■ Goal: Show every line of the records below that contains the word "brown".

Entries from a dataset
-.-.-

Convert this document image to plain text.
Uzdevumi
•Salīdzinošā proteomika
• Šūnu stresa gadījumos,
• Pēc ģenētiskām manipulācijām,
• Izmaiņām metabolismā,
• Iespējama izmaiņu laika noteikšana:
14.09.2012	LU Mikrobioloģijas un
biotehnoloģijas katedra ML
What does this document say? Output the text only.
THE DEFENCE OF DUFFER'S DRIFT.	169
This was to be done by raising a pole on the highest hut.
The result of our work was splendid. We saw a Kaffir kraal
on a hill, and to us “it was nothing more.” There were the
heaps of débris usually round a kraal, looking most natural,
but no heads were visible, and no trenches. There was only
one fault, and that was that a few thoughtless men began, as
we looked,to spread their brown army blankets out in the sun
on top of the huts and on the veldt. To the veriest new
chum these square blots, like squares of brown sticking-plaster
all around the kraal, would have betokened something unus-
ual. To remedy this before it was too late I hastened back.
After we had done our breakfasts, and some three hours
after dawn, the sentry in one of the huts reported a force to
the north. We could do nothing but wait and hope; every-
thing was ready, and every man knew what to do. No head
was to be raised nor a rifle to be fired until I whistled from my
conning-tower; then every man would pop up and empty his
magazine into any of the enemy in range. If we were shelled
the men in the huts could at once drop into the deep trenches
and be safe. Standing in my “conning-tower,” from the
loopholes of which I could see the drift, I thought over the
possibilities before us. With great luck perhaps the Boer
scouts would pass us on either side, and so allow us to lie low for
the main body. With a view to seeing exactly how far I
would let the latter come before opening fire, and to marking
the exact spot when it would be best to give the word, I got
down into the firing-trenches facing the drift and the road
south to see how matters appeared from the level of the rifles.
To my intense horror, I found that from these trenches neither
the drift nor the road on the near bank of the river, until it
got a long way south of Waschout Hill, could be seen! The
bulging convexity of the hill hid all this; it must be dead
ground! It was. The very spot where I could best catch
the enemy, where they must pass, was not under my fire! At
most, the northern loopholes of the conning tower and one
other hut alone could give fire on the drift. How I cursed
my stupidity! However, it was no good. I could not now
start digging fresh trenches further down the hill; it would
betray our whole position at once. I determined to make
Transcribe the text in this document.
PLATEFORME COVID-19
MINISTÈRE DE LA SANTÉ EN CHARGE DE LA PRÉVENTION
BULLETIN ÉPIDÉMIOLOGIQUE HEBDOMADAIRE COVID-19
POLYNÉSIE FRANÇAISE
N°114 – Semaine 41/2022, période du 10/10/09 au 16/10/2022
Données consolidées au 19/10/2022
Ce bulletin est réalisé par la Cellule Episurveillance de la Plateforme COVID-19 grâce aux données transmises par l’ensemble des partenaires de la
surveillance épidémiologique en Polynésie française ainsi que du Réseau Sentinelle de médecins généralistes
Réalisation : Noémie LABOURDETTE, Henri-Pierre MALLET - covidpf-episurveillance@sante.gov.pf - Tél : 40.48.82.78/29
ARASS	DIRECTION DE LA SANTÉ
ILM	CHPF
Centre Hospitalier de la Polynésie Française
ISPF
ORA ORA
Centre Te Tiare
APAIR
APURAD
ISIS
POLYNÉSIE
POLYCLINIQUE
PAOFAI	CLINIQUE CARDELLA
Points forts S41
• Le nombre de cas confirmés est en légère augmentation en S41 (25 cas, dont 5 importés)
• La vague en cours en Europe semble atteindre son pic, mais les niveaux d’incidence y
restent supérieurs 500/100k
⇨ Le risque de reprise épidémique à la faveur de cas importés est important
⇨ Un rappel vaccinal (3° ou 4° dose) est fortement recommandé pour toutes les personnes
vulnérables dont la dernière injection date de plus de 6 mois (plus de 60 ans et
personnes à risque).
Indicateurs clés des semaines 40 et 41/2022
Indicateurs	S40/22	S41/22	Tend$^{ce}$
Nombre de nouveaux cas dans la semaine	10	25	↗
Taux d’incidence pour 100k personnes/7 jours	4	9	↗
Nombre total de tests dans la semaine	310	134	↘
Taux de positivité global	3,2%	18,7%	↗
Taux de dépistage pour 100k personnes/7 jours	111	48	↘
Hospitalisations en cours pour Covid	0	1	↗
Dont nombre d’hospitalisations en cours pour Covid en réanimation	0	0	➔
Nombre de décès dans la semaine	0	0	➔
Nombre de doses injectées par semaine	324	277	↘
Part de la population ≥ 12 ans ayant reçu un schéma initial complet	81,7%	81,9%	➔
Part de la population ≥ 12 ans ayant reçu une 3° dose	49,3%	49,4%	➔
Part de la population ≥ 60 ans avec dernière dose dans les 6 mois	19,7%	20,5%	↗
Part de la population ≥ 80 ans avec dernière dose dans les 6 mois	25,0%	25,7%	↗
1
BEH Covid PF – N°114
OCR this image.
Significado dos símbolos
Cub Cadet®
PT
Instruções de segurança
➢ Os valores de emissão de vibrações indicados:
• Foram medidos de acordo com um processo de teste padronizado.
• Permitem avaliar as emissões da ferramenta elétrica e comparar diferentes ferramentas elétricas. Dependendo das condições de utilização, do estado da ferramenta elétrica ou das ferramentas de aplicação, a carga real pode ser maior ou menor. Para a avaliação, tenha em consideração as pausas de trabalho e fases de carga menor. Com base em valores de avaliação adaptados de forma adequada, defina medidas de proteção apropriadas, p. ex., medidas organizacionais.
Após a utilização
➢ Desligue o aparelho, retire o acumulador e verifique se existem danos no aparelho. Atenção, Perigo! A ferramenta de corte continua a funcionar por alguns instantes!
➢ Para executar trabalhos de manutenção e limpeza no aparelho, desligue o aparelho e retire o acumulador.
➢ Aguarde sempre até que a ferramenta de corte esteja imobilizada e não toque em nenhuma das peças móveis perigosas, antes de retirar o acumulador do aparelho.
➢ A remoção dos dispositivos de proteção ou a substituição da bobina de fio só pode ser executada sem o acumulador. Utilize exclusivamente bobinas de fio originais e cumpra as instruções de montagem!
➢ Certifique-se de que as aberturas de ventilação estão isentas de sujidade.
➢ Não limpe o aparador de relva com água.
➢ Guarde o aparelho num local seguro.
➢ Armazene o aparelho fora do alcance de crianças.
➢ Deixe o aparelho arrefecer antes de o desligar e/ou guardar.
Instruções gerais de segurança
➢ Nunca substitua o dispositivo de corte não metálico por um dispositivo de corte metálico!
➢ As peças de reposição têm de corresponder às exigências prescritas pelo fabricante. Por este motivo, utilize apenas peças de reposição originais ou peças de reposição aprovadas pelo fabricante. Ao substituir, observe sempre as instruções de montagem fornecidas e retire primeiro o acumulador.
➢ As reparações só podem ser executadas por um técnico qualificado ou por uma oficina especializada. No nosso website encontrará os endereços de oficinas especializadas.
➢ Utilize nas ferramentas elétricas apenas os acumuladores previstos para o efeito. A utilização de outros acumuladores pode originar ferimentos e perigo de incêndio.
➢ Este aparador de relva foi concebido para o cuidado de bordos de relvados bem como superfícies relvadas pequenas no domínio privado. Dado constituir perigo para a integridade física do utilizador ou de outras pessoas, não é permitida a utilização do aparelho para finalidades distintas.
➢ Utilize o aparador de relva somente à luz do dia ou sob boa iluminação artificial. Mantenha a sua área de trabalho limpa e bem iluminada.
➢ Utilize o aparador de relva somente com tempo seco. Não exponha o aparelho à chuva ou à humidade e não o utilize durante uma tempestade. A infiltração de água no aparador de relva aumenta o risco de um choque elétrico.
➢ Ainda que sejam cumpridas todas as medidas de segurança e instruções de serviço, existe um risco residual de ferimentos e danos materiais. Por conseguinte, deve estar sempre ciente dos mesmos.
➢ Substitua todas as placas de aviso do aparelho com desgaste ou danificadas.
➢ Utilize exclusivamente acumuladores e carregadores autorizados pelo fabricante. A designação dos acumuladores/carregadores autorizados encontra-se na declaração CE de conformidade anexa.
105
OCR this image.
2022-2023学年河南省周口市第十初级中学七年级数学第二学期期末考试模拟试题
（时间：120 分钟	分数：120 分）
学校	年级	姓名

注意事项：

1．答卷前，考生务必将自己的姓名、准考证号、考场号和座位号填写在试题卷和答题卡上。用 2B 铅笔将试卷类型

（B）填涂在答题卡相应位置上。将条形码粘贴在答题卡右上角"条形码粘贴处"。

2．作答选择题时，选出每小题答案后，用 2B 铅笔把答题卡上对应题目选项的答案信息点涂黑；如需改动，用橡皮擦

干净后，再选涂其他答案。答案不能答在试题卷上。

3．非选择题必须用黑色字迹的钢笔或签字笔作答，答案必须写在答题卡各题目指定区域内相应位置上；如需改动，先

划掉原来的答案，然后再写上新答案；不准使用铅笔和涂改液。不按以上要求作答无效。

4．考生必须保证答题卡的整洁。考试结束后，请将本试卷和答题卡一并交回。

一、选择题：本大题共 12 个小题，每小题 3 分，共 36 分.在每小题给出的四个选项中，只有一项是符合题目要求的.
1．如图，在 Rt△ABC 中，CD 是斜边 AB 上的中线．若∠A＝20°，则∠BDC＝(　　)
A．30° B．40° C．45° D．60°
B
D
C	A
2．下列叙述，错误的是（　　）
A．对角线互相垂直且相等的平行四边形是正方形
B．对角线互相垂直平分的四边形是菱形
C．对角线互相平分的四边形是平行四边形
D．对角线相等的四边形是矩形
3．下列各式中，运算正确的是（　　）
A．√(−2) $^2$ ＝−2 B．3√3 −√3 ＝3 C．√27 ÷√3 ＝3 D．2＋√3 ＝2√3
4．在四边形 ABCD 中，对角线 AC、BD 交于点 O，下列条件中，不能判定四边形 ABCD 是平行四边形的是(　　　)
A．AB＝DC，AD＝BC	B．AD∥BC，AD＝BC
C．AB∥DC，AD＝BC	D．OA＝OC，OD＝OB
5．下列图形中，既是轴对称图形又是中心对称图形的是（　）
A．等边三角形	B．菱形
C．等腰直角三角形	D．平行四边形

-.-.-

■ Written solution:
we looked,to spread their brown army blankets out in the sun
chum these square blots, like squares of brown sticking-plaster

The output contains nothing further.